◆ Data supplied ◆
┌──

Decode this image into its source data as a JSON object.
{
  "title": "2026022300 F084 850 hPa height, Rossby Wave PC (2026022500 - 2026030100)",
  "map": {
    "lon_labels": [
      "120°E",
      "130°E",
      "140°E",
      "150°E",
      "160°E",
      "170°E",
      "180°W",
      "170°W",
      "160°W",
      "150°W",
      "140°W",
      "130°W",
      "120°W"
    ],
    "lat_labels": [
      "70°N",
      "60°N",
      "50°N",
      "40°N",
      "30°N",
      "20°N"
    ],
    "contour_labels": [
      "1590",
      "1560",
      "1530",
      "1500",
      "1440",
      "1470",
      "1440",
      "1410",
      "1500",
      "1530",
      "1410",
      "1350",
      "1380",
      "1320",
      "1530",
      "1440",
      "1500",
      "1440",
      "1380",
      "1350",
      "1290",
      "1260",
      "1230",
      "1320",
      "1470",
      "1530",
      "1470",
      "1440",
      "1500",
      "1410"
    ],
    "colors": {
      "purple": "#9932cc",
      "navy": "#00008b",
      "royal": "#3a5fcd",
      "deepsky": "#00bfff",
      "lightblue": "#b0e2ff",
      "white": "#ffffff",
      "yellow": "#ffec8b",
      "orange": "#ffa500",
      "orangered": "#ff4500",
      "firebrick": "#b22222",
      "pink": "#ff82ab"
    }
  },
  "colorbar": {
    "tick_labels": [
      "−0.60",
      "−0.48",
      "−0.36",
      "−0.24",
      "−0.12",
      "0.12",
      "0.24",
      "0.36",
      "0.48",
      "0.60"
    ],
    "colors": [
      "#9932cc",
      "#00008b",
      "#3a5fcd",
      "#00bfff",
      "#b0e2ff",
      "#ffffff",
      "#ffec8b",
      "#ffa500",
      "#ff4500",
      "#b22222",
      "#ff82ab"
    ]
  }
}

└──

◆ Stated goal ◆
Output all of the material exactly as written.

◆ Expected answer ◆
Decode this image into its source data as a JSON object.
{
  "title": "2026022300 F084 850 hPa height, Rossby Wave PC (2026022500 - 2026030100)",
  "map": {
    "lon_labels": [
      "120°E",
      "130°E",
      "140°E",
      "150°E",
      "160°E",
      "170°E",
      "180°W",
      "170°W",
      "160°W",
      "150°W",
      "140°W",
      "130°W",
      "120°W"
    ],
    "lat_labels": [
      "70°N",
      "60°N",
      "50°N",
      "40°N",
      "30°N",
      "20°N"
    ],
    "contour_labels": [
      "1590",
      "1560",
      "1530",
      "1500",
      "1440",
      "1470",
      "1440",
      "1410",
      "1500",
      "1530",
      "1410",
      "1350",
      "1380",
      "1320",
      "1530",
      "1440",
      "1500",
      "1440",
      "1380",
      "1350",
      "1290",
      "1260",
      "1230",
      "1320",
      "1470",
      "1530",
      "1470",
      "1440",
      "1500",
      "1410"
    ],
    "colors": {
      "purple": "#9932cc",
      "navy": "#00008b",
      "royal": "#3a5fcd",
      "deepsky": "#00bfff",
      "lightblue": "#b0e2ff",
      "white": "#ffffff",
      "yellow": "#ffec8b",
      "orange": "#ffa500",
      "orangered": "#ff4500",
      "firebrick": "#b22222",
      "pink": "#ff82ab"
    }
  },
  "colorbar": {
    "tick_labels": [
      "−0.60",
      "−0.48",
      "−0.36",
      "−0.24",
      "−0.12",
      "0.12",
      "0.24",
      "0.36",
      "0.48",
      "0.60"
    ],
    "colors": [
      "#9932cc",
      "#00008b",
      "#3a5fcd",
      "#00bfff",
      "#b0e2ff",
      "#ffffff",
      "#ffec8b",
      "#ffa500",
      "#ff4500",
      "#b22222",
      "#ff82ab"
    ]
  }
}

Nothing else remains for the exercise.